● 取り組む課題
A: 家族信託についての文章によると、家族信託の機能は何と言えますか。
B: 家族信託についての文章を、最後の文に続けて書き進めてください。

● 学習テキスト
----

委託者が信託した財産の形式的な名義を受託者に、実質的な権利を受益者に移転することが、信託の本質です。家族信託は「贈与」の一類型であり、商事信託の機能を「資産運用」とするなら、家族信託の機能は委託者から受益者に対する「条件付贈与」と言えます。家族信託では、この「贈与」に条件を付与することができます。


遺言代用機能

信託の設計において、委託者を当初受益者、第二受益者を他者とし、受益権の移転原因を委託者の死亡とすることで、実質的に死因贈与とすることができます。
これにより、別途に遺言書や死因贈与契約書を作成する必要なく、当初受益者の死亡と同時に、遺言執行等を経ることなく、直ちに受益権が第二受益者に移転します。

----

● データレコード
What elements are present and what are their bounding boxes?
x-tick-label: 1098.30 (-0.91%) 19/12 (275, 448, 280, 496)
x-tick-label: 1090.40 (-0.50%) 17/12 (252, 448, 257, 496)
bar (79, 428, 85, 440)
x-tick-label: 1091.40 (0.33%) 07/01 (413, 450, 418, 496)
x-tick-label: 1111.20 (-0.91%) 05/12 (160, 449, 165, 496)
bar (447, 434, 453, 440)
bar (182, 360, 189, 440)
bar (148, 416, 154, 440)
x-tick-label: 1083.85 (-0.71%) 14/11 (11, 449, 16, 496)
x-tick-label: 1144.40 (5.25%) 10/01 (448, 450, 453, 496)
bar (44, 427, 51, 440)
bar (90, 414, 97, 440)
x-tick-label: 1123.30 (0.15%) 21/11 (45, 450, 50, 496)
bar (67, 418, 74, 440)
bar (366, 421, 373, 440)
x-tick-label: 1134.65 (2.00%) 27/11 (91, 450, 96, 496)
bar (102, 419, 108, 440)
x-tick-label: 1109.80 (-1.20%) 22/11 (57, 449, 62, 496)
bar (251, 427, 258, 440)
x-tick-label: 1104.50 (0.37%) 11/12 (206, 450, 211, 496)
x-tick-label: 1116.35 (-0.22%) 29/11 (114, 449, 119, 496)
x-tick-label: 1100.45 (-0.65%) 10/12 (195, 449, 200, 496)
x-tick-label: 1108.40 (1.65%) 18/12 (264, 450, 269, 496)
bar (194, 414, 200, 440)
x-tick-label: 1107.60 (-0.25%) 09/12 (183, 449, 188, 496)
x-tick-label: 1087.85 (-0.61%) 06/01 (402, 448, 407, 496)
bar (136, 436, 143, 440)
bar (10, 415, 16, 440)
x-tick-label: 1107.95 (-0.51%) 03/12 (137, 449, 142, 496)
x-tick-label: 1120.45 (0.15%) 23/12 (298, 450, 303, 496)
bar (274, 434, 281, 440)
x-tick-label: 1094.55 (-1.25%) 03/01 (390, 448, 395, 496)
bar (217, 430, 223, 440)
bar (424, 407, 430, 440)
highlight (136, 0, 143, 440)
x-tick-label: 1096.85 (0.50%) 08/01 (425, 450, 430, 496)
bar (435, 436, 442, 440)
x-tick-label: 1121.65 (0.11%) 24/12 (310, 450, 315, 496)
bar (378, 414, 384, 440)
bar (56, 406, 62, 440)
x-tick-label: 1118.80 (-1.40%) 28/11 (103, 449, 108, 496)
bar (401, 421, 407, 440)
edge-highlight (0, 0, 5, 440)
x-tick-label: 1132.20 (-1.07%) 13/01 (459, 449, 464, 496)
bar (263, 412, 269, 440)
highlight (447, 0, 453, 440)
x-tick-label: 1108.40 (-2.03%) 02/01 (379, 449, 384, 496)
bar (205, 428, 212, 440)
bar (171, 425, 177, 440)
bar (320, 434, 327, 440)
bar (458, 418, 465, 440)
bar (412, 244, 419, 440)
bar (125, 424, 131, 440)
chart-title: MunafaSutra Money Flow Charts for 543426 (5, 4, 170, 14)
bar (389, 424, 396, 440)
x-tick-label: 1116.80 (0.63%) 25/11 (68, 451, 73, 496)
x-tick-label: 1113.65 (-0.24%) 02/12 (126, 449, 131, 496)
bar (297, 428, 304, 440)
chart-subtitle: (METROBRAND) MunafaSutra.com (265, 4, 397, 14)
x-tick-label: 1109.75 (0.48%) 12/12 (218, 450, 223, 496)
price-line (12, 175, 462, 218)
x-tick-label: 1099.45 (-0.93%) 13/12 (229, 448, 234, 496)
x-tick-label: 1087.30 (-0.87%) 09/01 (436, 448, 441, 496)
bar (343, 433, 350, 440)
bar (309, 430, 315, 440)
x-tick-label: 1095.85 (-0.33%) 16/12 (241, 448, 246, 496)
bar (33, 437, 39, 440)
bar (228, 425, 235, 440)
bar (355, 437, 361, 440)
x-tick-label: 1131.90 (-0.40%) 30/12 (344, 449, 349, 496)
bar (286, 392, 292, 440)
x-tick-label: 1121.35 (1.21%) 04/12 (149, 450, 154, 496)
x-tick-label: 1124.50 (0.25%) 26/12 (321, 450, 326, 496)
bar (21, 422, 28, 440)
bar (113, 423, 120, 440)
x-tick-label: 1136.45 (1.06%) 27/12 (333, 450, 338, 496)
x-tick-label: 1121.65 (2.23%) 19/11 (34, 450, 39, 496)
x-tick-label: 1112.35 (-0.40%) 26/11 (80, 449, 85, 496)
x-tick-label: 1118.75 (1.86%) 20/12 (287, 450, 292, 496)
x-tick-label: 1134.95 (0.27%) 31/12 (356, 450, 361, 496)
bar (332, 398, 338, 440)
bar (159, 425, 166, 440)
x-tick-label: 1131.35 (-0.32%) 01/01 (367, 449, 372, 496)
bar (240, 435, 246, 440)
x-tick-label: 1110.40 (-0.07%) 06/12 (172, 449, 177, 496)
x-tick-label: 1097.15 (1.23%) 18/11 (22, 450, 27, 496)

----

● 解答一覧
A: 委託者から受益者に対する「条件付贈与」と言えます。

B:
贈与制限機能

信託契約によって、委託者の財産は受益権となって受託者が管理することになりますので、以後の受益権の取り扱いにつき、例えば「一括での給付はできない」とか「受益権の譲渡はできない」というような特約条項を契約書に入れておけば、受益者への贈与について制限を加えたり、条件を付したりすることが可能となります。


委託者による解除権の留保

家族信託契約において、あらかじめ契約内容に一定の解除条項を付しておくことで、委託者は契約の解除を行うことができ、それに伴い、受益者に移転した権利を、再び委託者の元に戻すことも可能となります。
委託者は通常、信託開始ののちには、基本的には何の権利を有しませんが、唯一残されている権利が、この解除権の留保です。